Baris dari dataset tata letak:

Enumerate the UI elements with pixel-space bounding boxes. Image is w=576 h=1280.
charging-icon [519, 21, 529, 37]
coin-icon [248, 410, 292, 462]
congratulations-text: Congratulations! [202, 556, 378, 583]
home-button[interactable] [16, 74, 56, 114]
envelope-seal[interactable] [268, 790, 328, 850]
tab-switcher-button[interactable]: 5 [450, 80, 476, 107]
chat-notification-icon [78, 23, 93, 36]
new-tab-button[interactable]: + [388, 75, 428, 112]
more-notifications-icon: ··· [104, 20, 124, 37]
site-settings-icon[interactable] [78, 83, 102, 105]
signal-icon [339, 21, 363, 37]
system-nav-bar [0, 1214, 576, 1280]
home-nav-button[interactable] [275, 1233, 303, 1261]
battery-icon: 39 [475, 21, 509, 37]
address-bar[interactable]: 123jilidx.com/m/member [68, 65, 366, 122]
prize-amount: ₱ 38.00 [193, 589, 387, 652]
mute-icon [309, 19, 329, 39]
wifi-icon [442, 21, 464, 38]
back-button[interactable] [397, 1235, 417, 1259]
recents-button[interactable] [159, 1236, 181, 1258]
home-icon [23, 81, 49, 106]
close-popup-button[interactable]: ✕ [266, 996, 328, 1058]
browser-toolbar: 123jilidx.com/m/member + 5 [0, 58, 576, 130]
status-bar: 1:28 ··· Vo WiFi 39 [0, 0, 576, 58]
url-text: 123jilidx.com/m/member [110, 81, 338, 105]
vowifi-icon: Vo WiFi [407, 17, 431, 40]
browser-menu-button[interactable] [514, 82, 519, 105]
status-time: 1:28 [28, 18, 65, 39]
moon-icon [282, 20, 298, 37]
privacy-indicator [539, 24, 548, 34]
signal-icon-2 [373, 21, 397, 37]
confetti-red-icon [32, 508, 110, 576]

-- Petunjuk Pengerjaan --
Kembalikan semua baris data di atas tanpa mengubah satu karakter pun.

-- Jawaban Tugas --
Enumerate the UI elements with pixel-space bounding boxes. Image is w=576 h=1280.
charging-icon [519, 21, 529, 37]
coin-icon [248, 410, 292, 462]
congratulations-text: Congratulations! [202, 556, 378, 583]
home-button[interactable] [16, 74, 56, 114]
envelope-seal[interactable] [268, 790, 328, 850]
tab-switcher-button[interactable]: 5 [450, 80, 476, 107]
chat-notification-icon [78, 23, 93, 36]
new-tab-button[interactable]: + [388, 75, 428, 112]
more-notifications-icon: ··· [104, 20, 124, 37]
site-settings-icon[interactable] [78, 83, 102, 105]
signal-icon [339, 21, 363, 37]
system-nav-bar [0, 1214, 576, 1280]
home-nav-button[interactable] [275, 1233, 303, 1261]
battery-icon: 39 [475, 21, 509, 37]
address-bar[interactable]: 123jilidx.com/m/member [68, 65, 366, 122]
prize-amount: ₱ 38.00 [193, 589, 387, 652]
mute-icon [309, 19, 329, 39]
wifi-icon [442, 21, 464, 38]
back-button[interactable] [397, 1235, 417, 1259]
recents-button[interactable] [159, 1236, 181, 1258]
home-icon [23, 81, 49, 106]
close-popup-button[interactable]: ✕ [266, 996, 328, 1058]
browser-toolbar: 123jilidx.com/m/member + 5 [0, 58, 576, 130]
status-bar: 1:28 ··· Vo WiFi 39 [0, 0, 576, 58]
url-text: 123jilidx.com/m/member [110, 81, 338, 105]
vowifi-icon: Vo WiFi [407, 17, 431, 40]
browser-menu-button[interactable] [514, 82, 519, 105]
status-time: 1:28 [28, 18, 65, 39]
moon-icon [282, 20, 298, 37]
privacy-indicator [539, 24, 548, 34]
signal-icon-2 [373, 21, 397, 37]
confetti-red-icon [32, 508, 110, 576]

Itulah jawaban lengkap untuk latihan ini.